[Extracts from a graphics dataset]

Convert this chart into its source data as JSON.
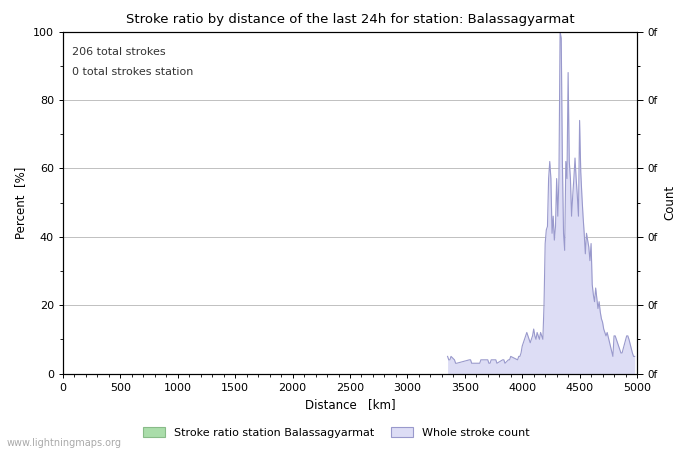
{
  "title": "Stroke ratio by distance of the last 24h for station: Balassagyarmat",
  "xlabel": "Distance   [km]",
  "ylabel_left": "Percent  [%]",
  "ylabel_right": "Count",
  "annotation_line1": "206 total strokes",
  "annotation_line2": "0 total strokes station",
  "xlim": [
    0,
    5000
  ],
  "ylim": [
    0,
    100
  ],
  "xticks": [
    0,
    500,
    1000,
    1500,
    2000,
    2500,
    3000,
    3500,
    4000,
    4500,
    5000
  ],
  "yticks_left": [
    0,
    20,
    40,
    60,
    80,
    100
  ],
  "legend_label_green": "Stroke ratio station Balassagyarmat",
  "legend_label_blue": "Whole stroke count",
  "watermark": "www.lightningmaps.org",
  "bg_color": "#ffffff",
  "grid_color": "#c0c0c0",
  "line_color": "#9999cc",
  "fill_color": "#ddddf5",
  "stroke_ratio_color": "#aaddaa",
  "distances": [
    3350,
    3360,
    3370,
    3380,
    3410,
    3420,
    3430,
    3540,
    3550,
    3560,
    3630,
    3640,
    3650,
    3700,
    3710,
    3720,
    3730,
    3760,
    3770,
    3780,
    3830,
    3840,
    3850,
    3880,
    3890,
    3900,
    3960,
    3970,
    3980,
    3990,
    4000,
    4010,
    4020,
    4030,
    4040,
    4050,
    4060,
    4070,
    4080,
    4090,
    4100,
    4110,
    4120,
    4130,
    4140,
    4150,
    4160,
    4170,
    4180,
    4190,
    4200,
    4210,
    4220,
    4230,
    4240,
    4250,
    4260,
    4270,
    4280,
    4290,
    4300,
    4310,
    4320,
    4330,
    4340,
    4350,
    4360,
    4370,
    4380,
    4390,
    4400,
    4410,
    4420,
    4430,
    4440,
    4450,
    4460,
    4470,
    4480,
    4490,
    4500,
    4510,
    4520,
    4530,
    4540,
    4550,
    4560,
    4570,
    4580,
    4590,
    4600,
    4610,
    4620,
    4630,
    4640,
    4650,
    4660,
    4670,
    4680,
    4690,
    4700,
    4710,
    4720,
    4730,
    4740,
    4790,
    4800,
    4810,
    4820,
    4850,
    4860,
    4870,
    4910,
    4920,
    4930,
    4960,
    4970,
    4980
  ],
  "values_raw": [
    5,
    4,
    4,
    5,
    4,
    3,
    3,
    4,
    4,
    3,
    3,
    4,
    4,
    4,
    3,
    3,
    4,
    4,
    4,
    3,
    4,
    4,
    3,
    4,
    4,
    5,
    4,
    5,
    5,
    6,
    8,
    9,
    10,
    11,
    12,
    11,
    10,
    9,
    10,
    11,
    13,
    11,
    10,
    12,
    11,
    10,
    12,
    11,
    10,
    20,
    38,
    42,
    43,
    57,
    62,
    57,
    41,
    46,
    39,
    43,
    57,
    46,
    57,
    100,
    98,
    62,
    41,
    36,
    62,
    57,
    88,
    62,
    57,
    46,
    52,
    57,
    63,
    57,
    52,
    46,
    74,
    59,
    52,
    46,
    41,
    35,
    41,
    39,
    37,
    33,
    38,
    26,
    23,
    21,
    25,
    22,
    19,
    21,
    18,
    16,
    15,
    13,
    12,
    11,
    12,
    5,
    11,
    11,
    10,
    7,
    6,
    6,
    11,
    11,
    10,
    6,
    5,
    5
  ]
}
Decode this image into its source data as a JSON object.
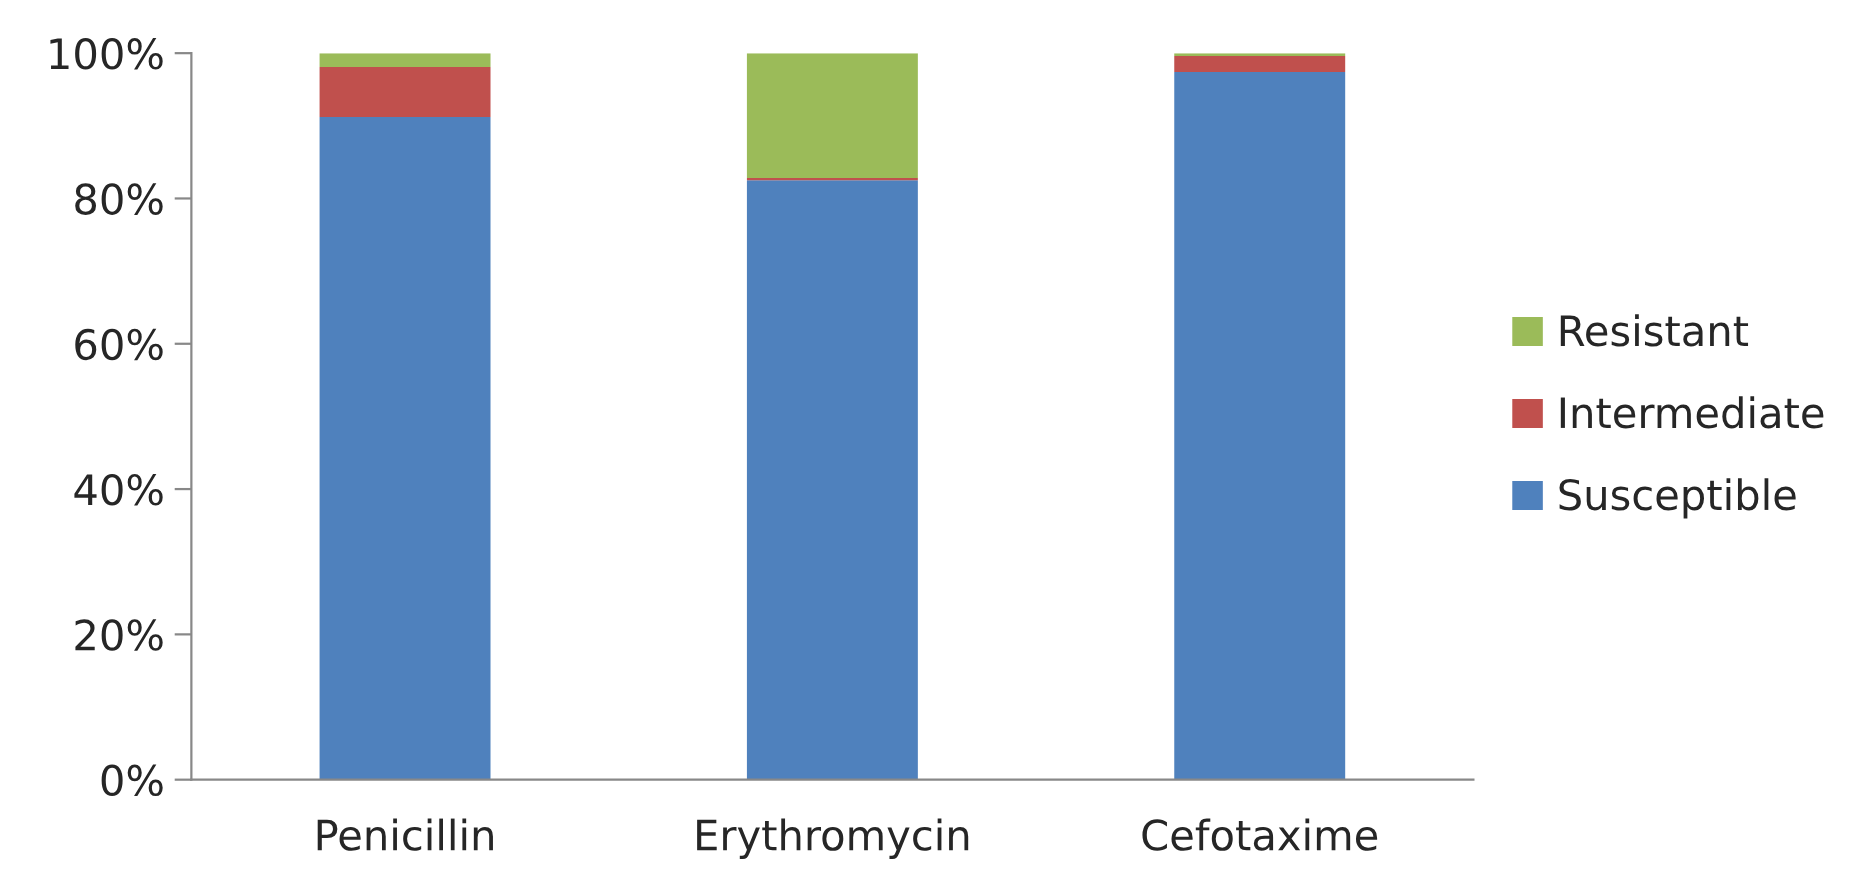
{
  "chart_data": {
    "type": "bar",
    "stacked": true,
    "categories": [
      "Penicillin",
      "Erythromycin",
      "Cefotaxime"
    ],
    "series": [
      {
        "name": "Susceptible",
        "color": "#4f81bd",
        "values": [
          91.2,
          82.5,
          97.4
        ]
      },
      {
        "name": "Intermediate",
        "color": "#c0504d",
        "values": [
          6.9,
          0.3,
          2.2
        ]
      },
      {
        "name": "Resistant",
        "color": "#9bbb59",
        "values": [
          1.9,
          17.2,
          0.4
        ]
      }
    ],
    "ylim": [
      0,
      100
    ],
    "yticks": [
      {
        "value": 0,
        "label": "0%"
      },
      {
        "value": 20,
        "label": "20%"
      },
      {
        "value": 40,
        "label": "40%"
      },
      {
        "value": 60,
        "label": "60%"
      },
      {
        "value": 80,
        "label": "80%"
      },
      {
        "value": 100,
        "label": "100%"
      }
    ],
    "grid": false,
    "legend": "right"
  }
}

(Short problem)
Choose all lines containing the string "strokes" and copy them out.

(The output)
  "annotation_line1": "206 total strokes",
  "annotation_line2": "0 total strokes station",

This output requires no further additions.